#### GIVEN TASK:
Return the entries verbatim and drop every picture.
** start of EXTRACTED RECORDS **
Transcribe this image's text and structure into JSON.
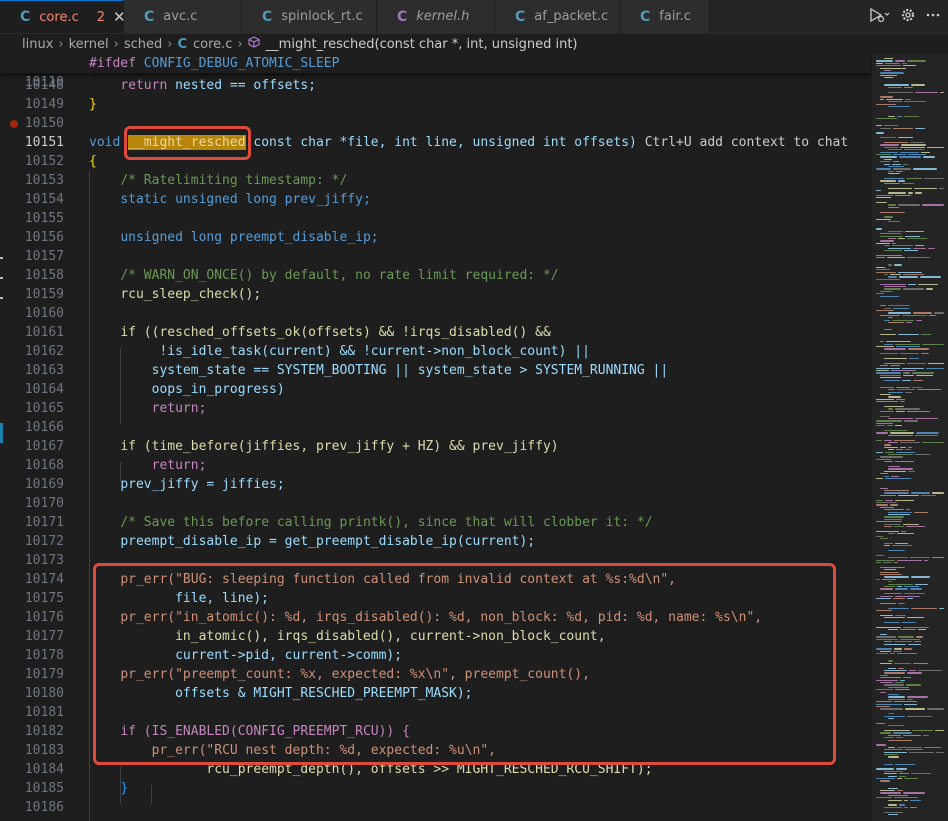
{
  "tabs": [
    {
      "label": "core.c",
      "problems": "2",
      "close": "✕",
      "icon": "C",
      "active": true
    },
    {
      "label": "avc.c",
      "icon": "C"
    },
    {
      "label": "spinlock_rt.c",
      "icon": "C"
    },
    {
      "label": "kernel.h",
      "icon": "C"
    },
    {
      "label": "af_packet.c",
      "icon": "C"
    },
    {
      "label": "fair.c",
      "icon": "C"
    }
  ],
  "breadcrumb": {
    "segments": [
      "linux",
      "kernel",
      "sched"
    ],
    "file": "core.c",
    "symbol": "__might_resched(const char *, int, unsigned int)"
  },
  "sticky": {
    "number": "10110",
    "directive": "#ifdef",
    "macro": "CONFIG_DEBUG_ATOMIC_SLEEP"
  },
  "line_numbers": [
    "10148",
    "10149",
    "10150",
    "10151",
    "10152",
    "10153",
    "10154",
    "10155",
    "10156",
    "10157",
    "10158",
    "10159",
    "10160",
    "10161",
    "10162",
    "10163",
    "10164",
    "10165",
    "10166",
    "10167",
    "10168",
    "10169",
    "10170",
    "10171",
    "10172",
    "10173",
    "10174",
    "10175",
    "10176",
    "10177",
    "10178",
    "10179",
    "10180",
    "10181",
    "10182",
    "10183",
    "10184",
    "10185",
    "10186"
  ],
  "code": {
    "l10148": {
      "kw": "return",
      "expr": "nested == offsets;"
    },
    "l10149": "}",
    "l10151": {
      "void": "void",
      "name": "__might_resched",
      "params": "(const char *file, int line, unsigned int offsets)",
      "hint": "Ctrl+U add context to chat"
    },
    "l10152": "{",
    "l10153": "/* Ratelimiting timestamp: */",
    "l10154": "static unsigned long prev_jiffy;",
    "l10156": "unsigned long preempt_disable_ip;",
    "l10158": "/* WARN_ON_ONCE() by default, no rate limit required: */",
    "l10159": "rcu_sleep_check();",
    "l10161": "if ((resched_offsets_ok(offsets) && !irqs_disabled() &&",
    "l10162": "!is_idle_task(current) && !current->non_block_count) ||",
    "l10163": "system_state == SYSTEM_BOOTING || system_state > SYSTEM_RUNNING ||",
    "l10164": "oops_in_progress)",
    "l10165": "return;",
    "l10167": "if (time_before(jiffies, prev_jiffy + HZ) && prev_jiffy)",
    "l10168": "return;",
    "l10169": "prev_jiffy = jiffies;",
    "l10171": "/* Save this before calling printk(), since that will clobber it: */",
    "l10172": "preempt_disable_ip = get_preempt_disable_ip(current);",
    "l10174": "pr_err(\"BUG: sleeping function called from invalid context at %s:%d\\n\",",
    "l10175": "file, line);",
    "l10176": "pr_err(\"in_atomic(): %d, irqs_disabled(): %d, non_block: %d, pid: %d, name: %s\\n\",",
    "l10177": "in_atomic(), irqs_disabled(), current->non_block_count,",
    "l10178": "current->pid, current->comm);",
    "l10179": "pr_err(\"preempt_count: %x, expected: %x\\n\", preempt_count(),",
    "l10180": "offsets & MIGHT_RESCHED_PREEMPT_MASK);",
    "l10182": "if (IS_ENABLED(CONFIG_PREEMPT_RCU)) {",
    "l10183": "pr_err(\"RCU nest depth: %d, expected: %u\\n\",",
    "l10184": "rcu_preempt_depth(), offsets >> MIGHT_RESCHED_RCU_SHIFT);",
    "l10185": "}"
  },
  "colors": {
    "active_tab_text": "#f48771",
    "annotation_box": "#e04a3a",
    "highlight": "#b8860b",
    "breakpoint": "#a1260d"
  }
}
** end of EXTRACTED RECORDS **
#### EXERCISE OUTPUT:
Transcribe this image's text and structure into JSON.
{
  "tabs": [
    {
      "label": "core.c",
      "problems": "2",
      "close": "✕",
      "icon": "C",
      "active": true
    },
    {
      "label": "avc.c",
      "icon": "C"
    },
    {
      "label": "spinlock_rt.c",
      "icon": "C"
    },
    {
      "label": "kernel.h",
      "icon": "C"
    },
    {
      "label": "af_packet.c",
      "icon": "C"
    },
    {
      "label": "fair.c",
      "icon": "C"
    }
  ],
  "breadcrumb": {
    "segments": [
      "linux",
      "kernel",
      "sched"
    ],
    "file": "core.c",
    "symbol": "__might_resched(const char *, int, unsigned int)"
  },
  "sticky": {
    "number": "10110",
    "directive": "#ifdef",
    "macro": "CONFIG_DEBUG_ATOMIC_SLEEP"
  },
  "line_numbers": [
    "10148",
    "10149",
    "10150",
    "10151",
    "10152",
    "10153",
    "10154",
    "10155",
    "10156",
    "10157",
    "10158",
    "10159",
    "10160",
    "10161",
    "10162",
    "10163",
    "10164",
    "10165",
    "10166",
    "10167",
    "10168",
    "10169",
    "10170",
    "10171",
    "10172",
    "10173",
    "10174",
    "10175",
    "10176",
    "10177",
    "10178",
    "10179",
    "10180",
    "10181",
    "10182",
    "10183",
    "10184",
    "10185",
    "10186"
  ],
  "code": {
    "l10148": {
      "kw": "return",
      "expr": "nested == offsets;"
    },
    "l10149": "}",
    "l10151": {
      "void": "void",
      "name": "__might_resched",
      "params": "(const char *file, int line, unsigned int offsets)",
      "hint": "Ctrl+U add context to chat"
    },
    "l10152": "{",
    "l10153": "/* Ratelimiting timestamp: */",
    "l10154": "static unsigned long prev_jiffy;",
    "l10156": "unsigned long preempt_disable_ip;",
    "l10158": "/* WARN_ON_ONCE() by default, no rate limit required: */",
    "l10159": "rcu_sleep_check();",
    "l10161": "if ((resched_offsets_ok(offsets) && !irqs_disabled() &&",
    "l10162": "!is_idle_task(current) && !current->non_block_count) ||",
    "l10163": "system_state == SYSTEM_BOOTING || system_state > SYSTEM_RUNNING ||",
    "l10164": "oops_in_progress)",
    "l10165": "return;",
    "l10167": "if (time_before(jiffies, prev_jiffy + HZ) && prev_jiffy)",
    "l10168": "return;",
    "l10169": "prev_jiffy = jiffies;",
    "l10171": "/* Save this before calling printk(), since that will clobber it: */",
    "l10172": "preempt_disable_ip = get_preempt_disable_ip(current);",
    "l10174": "pr_err(\"BUG: sleeping function called from invalid context at %s:%d\\n\",",
    "l10175": "file, line);",
    "l10176": "pr_err(\"in_atomic(): %d, irqs_disabled(): %d, non_block: %d, pid: %d, name: %s\\n\",",
    "l10177": "in_atomic(), irqs_disabled(), current->non_block_count,",
    "l10178": "current->pid, current->comm);",
    "l10179": "pr_err(\"preempt_count: %x, expected: %x\\n\", preempt_count(),",
    "l10180": "offsets & MIGHT_RESCHED_PREEMPT_MASK);",
    "l10182": "if (IS_ENABLED(CONFIG_PREEMPT_RCU)) {",
    "l10183": "pr_err(\"RCU nest depth: %d, expected: %u\\n\",",
    "l10184": "rcu_preempt_depth(), offsets >> MIGHT_RESCHED_RCU_SHIFT);",
    "l10185": "}"
  },
  "colors": {
    "active_tab_text": "#f48771",
    "annotation_box": "#e04a3a",
    "highlight": "#b8860b",
    "breakpoint": "#a1260d"
  }
}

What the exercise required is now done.